### The records
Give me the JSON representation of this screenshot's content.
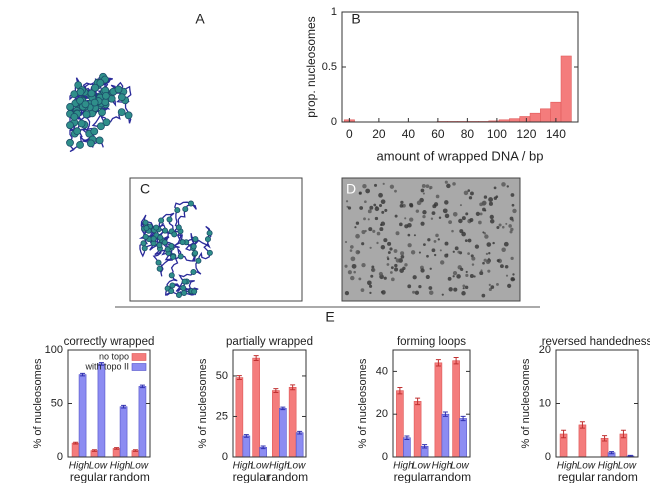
{
  "panel_labels": [
    "A",
    "B",
    "C",
    "D",
    "E"
  ],
  "chart_data": [
    {
      "type": "histogram",
      "xlabel": "amount of wrapped DNA / bp",
      "ylabel": "prop. nucleosomes",
      "bins": [
        -3.5,
        3.5,
        10.5,
        17.5,
        24.5,
        31.5,
        38.5,
        45.5,
        52.5,
        59.5,
        66.5,
        73.5,
        80.5,
        87.5,
        94.5,
        101.5,
        108.5,
        115.5,
        122.5,
        129.5,
        136.5,
        143.5,
        150.5
      ],
      "values": [
        0.02,
        0,
        0,
        0,
        0,
        0,
        0,
        0,
        0,
        0.005,
        0.005,
        0.005,
        0.005,
        0.005,
        0.01,
        0.02,
        0.03,
        0.05,
        0.08,
        0.12,
        0.18,
        0.6
      ],
      "color": "#f47c7c",
      "xlim": [
        -5,
        155
      ],
      "xticks": [
        0,
        20,
        40,
        60,
        80,
        100,
        120,
        140
      ],
      "ylim": [
        0,
        1
      ],
      "yticks": [
        0,
        0.5,
        1
      ]
    },
    {
      "type": "bar",
      "title": "correctly wrapped",
      "ylabel": "% of nucleosomes",
      "categories": [
        "High",
        "Low",
        "High",
        "Low"
      ],
      "groups": [
        "regular",
        "random"
      ],
      "series": [
        {
          "name": "no topo",
          "color": "#f47c7c",
          "values": [
            13,
            6,
            8,
            6
          ],
          "errors": [
            0.8,
            0.8,
            0.8,
            0.8
          ]
        },
        {
          "name": "with topo II",
          "color": "#8c8cf2",
          "values": [
            77,
            87,
            47,
            66
          ],
          "errors": [
            1.2,
            1.2,
            1.2,
            1.2
          ]
        }
      ],
      "ylim": [
        0,
        100
      ],
      "yticks": [
        0,
        50,
        100
      ],
      "legend": "upper right"
    },
    {
      "type": "bar",
      "title": "partially wrapped",
      "ylabel": "% of nucleosomes",
      "categories": [
        "High",
        "Low",
        "High",
        "Low"
      ],
      "groups": [
        "regular",
        "random"
      ],
      "series": [
        {
          "name": "no topo",
          "color": "#f47c7c",
          "values": [
            49,
            61,
            41,
            43
          ],
          "errors": [
            1.2,
            1.5,
            1.2,
            1.5
          ]
        },
        {
          "name": "with topo II",
          "color": "#8c8cf2",
          "values": [
            13,
            6,
            30,
            15
          ],
          "errors": [
            0.8,
            0.8,
            0.8,
            0.8
          ]
        }
      ],
      "ylim": [
        0,
        66
      ],
      "yticks": [
        0,
        25,
        50
      ]
    },
    {
      "type": "bar",
      "title": "forming loops",
      "ylabel": "% of nucleosomes",
      "categories": [
        "High",
        "Low",
        "High",
        "Low"
      ],
      "groups": [
        "regular",
        "random"
      ],
      "series": [
        {
          "name": "no topo",
          "color": "#f47c7c",
          "values": [
            31,
            26,
            44,
            45
          ],
          "errors": [
            1.5,
            1.5,
            1.5,
            1.5
          ]
        },
        {
          "name": "with topo II",
          "color": "#8c8cf2",
          "values": [
            9,
            5,
            20,
            18
          ],
          "errors": [
            0.8,
            0.8,
            1,
            1
          ]
        }
      ],
      "ylim": [
        0,
        50
      ],
      "yticks": [
        0,
        20,
        40
      ]
    },
    {
      "type": "bar",
      "title": "reversed handedness",
      "ylabel": "% of nucleosomes",
      "categories": [
        "High",
        "Low",
        "High",
        "Low"
      ],
      "groups": [
        "regular",
        "random"
      ],
      "series": [
        {
          "name": "no topo",
          "color": "#f47c7c",
          "values": [
            4.3,
            6,
            3.5,
            4.3
          ],
          "errors": [
            0.7,
            0.6,
            0.5,
            0.7
          ]
        },
        {
          "name": "with topo II",
          "color": "#8c8cf2",
          "values": [
            0,
            0,
            0.8,
            0.2
          ],
          "errors": [
            0,
            0,
            0.2,
            0.1
          ]
        }
      ],
      "ylim": [
        0,
        20
      ],
      "yticks": [
        0,
        10,
        20
      ]
    }
  ]
}
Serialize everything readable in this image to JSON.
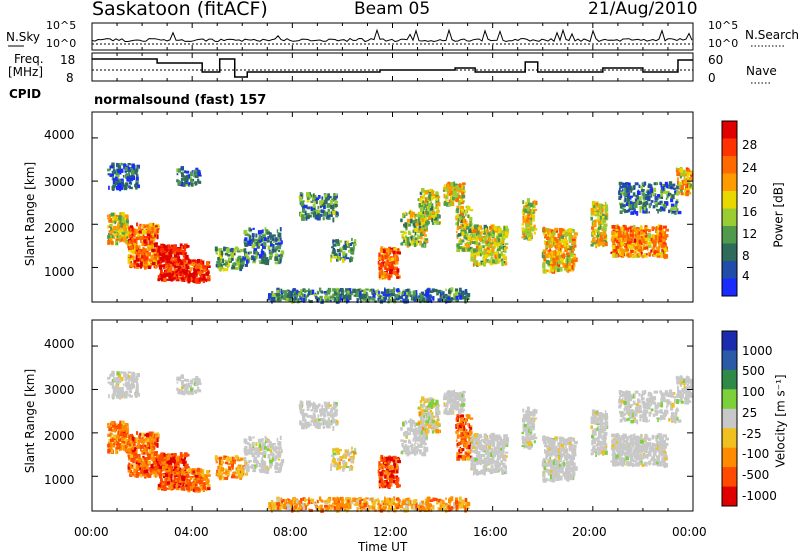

### Task to complete
Please write out all the data again word for word, but not the pictures.

### Full response
Give me the JSON representation of this screenshot's content.
{
  "panel_labels": [
    "A",
    "B",
    "C",
    "D",
    "E"
  ],
  "chart_data": [
    {
      "type": "histogram",
      "xlabel": "amount of wrapped DNA / bp",
      "ylabel": "prop. nucleosomes",
      "bins": [
        -3.5,
        3.5,
        10.5,
        17.5,
        24.5,
        31.5,
        38.5,
        45.5,
        52.5,
        59.5,
        66.5,
        73.5,
        80.5,
        87.5,
        94.5,
        101.5,
        108.5,
        115.5,
        122.5,
        129.5,
        136.5,
        143.5,
        150.5
      ],
      "values": [
        0.02,
        0,
        0,
        0,
        0,
        0,
        0,
        0,
        0,
        0.005,
        0.005,
        0.005,
        0.005,
        0.005,
        0.01,
        0.02,
        0.03,
        0.05,
        0.08,
        0.12,
        0.18,
        0.6
      ],
      "color": "#f47c7c",
      "xlim": [
        -5,
        155
      ],
      "xticks": [
        0,
        20,
        40,
        60,
        80,
        100,
        120,
        140
      ],
      "ylim": [
        0,
        1
      ],
      "yticks": [
        0,
        0.5,
        1
      ]
    },
    {
      "type": "bar",
      "title": "correctly wrapped",
      "ylabel": "% of nucleosomes",
      "categories": [
        "High",
        "Low",
        "High",
        "Low"
      ],
      "groups": [
        "regular",
        "random"
      ],
      "series": [
        {
          "name": "no topo",
          "color": "#f47c7c",
          "values": [
            13,
            6,
            8,
            6
          ],
          "errors": [
            0.8,
            0.8,
            0.8,
            0.8
          ]
        },
        {
          "name": "with topo II",
          "color": "#8c8cf2",
          "values": [
            77,
            87,
            47,
            66
          ],
          "errors": [
            1.2,
            1.2,
            1.2,
            1.2
          ]
        }
      ],
      "ylim": [
        0,
        100
      ],
      "yticks": [
        0,
        50,
        100
      ],
      "legend": "upper right"
    },
    {
      "type": "bar",
      "title": "partially wrapped",
      "ylabel": "% of nucleosomes",
      "categories": [
        "High",
        "Low",
        "High",
        "Low"
      ],
      "groups": [
        "regular",
        "random"
      ],
      "series": [
        {
          "name": "no topo",
          "color": "#f47c7c",
          "values": [
            49,
            61,
            41,
            43
          ],
          "errors": [
            1.2,
            1.5,
            1.2,
            1.5
          ]
        },
        {
          "name": "with topo II",
          "color": "#8c8cf2",
          "values": [
            13,
            6,
            30,
            15
          ],
          "errors": [
            0.8,
            0.8,
            0.8,
            0.8
          ]
        }
      ],
      "ylim": [
        0,
        66
      ],
      "yticks": [
        0,
        25,
        50
      ]
    },
    {
      "type": "bar",
      "title": "forming loops",
      "ylabel": "% of nucleosomes",
      "categories": [
        "High",
        "Low",
        "High",
        "Low"
      ],
      "groups": [
        "regular",
        "random"
      ],
      "series": [
        {
          "name": "no topo",
          "color": "#f47c7c",
          "values": [
            31,
            26,
            44,
            45
          ],
          "errors": [
            1.5,
            1.5,
            1.5,
            1.5
          ]
        },
        {
          "name": "with topo II",
          "color": "#8c8cf2",
          "values": [
            9,
            5,
            20,
            18
          ],
          "errors": [
            0.8,
            0.8,
            1,
            1
          ]
        }
      ],
      "ylim": [
        0,
        50
      ],
      "yticks": [
        0,
        20,
        40
      ]
    },
    {
      "type": "bar",
      "title": "reversed handedness",
      "ylabel": "% of nucleosomes",
      "categories": [
        "High",
        "Low",
        "High",
        "Low"
      ],
      "groups": [
        "regular",
        "random"
      ],
      "series": [
        {
          "name": "no topo",
          "color": "#f47c7c",
          "values": [
            4.3,
            6,
            3.5,
            4.3
          ],
          "errors": [
            0.7,
            0.6,
            0.5,
            0.7
          ]
        },
        {
          "name": "with topo II",
          "color": "#8c8cf2",
          "values": [
            0,
            0,
            0.8,
            0.2
          ],
          "errors": [
            0,
            0,
            0.2,
            0.1
          ]
        }
      ],
      "ylim": [
        0,
        20
      ],
      "yticks": [
        0,
        10,
        20
      ]
    }
  ]
}
Serialize everything readable in this image to JSON.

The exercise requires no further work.